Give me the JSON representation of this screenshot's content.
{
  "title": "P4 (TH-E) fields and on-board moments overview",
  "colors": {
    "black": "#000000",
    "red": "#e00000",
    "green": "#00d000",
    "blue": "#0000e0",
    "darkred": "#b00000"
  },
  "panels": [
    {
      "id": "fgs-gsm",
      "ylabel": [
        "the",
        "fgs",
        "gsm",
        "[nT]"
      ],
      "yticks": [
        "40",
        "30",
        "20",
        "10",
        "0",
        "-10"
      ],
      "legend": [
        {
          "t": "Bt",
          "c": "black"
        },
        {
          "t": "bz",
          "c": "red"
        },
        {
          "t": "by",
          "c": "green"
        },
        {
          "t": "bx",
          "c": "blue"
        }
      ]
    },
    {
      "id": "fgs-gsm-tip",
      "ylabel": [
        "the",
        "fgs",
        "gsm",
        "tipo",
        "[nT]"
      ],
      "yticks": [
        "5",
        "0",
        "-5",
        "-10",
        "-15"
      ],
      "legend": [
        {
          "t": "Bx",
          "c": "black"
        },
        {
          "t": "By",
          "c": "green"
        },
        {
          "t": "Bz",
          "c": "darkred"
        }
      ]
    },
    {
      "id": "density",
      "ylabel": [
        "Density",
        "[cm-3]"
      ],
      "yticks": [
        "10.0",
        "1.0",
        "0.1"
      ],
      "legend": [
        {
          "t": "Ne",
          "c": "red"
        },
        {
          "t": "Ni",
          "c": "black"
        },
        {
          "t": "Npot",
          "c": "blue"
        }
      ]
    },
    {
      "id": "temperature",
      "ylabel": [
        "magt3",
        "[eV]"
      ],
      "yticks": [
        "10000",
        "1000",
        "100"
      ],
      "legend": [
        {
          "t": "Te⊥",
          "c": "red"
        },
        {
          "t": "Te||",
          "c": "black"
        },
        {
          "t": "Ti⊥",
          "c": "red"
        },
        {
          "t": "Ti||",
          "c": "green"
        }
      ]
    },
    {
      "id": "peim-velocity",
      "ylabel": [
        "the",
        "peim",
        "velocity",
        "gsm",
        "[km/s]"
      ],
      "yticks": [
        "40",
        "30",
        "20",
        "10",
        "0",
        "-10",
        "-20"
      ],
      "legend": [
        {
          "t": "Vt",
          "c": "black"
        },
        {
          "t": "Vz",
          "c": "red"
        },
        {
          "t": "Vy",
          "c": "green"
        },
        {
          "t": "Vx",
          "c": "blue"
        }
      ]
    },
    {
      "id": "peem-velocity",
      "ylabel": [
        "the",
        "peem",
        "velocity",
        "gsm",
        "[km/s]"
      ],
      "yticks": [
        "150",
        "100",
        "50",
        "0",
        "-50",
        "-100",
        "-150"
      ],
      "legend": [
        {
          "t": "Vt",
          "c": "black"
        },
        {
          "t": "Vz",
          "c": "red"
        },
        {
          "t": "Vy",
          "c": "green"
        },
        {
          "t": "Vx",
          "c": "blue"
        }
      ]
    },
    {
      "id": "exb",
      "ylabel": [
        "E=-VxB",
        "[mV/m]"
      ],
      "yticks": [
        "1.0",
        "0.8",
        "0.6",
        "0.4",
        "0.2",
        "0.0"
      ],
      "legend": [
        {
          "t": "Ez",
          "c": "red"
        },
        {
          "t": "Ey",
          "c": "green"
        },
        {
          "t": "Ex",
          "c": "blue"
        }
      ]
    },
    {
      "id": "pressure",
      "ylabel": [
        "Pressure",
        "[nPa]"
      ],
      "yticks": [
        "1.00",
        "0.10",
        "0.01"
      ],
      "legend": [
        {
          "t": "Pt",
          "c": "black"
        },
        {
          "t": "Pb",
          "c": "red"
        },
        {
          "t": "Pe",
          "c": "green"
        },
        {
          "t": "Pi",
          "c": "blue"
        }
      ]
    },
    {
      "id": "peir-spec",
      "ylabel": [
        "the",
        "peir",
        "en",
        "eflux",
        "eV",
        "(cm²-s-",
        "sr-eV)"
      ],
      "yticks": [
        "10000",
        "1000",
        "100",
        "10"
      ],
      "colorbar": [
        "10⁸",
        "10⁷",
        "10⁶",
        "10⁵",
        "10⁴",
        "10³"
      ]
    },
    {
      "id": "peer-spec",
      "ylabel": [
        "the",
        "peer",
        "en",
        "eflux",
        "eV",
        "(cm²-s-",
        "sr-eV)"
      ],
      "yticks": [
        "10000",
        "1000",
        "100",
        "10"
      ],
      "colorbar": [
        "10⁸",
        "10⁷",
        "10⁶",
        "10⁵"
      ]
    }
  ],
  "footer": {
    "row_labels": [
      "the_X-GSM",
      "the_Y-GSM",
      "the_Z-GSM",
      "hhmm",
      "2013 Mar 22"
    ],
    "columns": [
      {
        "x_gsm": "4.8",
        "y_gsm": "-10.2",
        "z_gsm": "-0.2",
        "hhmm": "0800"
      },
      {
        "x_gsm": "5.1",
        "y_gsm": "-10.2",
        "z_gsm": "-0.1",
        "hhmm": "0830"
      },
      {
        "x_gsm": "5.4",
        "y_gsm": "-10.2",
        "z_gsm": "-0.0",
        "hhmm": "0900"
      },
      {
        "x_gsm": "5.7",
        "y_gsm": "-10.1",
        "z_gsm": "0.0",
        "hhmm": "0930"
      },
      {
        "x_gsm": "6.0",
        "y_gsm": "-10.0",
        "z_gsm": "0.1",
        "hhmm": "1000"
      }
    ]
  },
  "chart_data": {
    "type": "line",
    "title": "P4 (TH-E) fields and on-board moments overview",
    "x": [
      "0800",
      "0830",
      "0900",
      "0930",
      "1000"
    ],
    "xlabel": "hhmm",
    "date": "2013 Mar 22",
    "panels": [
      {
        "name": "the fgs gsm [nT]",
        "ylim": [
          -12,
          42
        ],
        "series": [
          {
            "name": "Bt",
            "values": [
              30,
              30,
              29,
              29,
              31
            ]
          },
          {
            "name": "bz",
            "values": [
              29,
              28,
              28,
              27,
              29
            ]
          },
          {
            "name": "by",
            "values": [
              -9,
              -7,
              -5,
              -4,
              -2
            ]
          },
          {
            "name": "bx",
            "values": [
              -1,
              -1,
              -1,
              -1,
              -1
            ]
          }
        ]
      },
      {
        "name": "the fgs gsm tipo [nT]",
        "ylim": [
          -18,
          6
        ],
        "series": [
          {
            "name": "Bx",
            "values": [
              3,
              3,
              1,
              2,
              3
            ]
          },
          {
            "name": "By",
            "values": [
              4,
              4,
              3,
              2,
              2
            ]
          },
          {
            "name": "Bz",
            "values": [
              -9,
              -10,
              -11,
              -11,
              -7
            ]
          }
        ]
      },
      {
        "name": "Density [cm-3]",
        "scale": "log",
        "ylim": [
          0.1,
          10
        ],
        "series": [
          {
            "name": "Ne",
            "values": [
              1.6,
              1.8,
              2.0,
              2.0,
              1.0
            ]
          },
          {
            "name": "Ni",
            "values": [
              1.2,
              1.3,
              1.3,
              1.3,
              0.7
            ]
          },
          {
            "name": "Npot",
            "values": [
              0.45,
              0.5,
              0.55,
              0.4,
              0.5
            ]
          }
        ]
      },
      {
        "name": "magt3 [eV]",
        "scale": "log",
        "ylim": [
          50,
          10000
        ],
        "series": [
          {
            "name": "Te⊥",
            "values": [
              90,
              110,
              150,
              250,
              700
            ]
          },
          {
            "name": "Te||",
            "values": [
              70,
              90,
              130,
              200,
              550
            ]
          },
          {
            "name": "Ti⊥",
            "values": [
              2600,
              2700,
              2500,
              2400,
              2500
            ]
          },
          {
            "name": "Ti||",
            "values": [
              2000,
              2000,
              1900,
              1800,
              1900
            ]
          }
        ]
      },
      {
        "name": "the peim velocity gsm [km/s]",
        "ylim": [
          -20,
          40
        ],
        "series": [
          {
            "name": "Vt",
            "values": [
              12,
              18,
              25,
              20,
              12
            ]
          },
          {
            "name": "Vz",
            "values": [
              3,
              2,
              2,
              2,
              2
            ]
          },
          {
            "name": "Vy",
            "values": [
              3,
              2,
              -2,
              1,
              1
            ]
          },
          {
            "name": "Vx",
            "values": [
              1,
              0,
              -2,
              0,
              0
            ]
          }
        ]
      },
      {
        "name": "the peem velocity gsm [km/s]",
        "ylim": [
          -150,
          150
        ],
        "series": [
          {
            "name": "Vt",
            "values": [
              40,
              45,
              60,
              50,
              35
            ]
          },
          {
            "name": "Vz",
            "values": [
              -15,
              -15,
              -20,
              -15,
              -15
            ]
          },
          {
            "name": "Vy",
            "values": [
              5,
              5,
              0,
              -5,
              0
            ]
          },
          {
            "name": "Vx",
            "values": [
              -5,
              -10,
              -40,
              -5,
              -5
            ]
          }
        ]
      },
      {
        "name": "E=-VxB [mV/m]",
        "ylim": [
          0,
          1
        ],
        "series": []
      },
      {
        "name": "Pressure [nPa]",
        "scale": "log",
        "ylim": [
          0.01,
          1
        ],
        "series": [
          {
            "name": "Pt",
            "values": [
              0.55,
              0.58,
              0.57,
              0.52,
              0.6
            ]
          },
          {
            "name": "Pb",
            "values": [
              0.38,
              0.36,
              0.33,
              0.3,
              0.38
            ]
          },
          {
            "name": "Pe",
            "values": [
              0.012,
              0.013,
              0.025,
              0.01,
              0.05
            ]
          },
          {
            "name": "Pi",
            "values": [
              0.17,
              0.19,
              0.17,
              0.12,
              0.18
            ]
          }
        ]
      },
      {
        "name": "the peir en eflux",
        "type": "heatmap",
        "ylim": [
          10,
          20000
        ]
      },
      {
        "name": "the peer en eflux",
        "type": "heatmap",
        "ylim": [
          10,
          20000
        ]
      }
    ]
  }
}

◆ ◆ ◆ ◆ ◆ ◆ ◆

Where a line holds the string "title", copy that line.

  "title": "P4 (TH-E) fields and on-board moments overview",
    "title": "P4 (TH-E) fields and on-board moments overview",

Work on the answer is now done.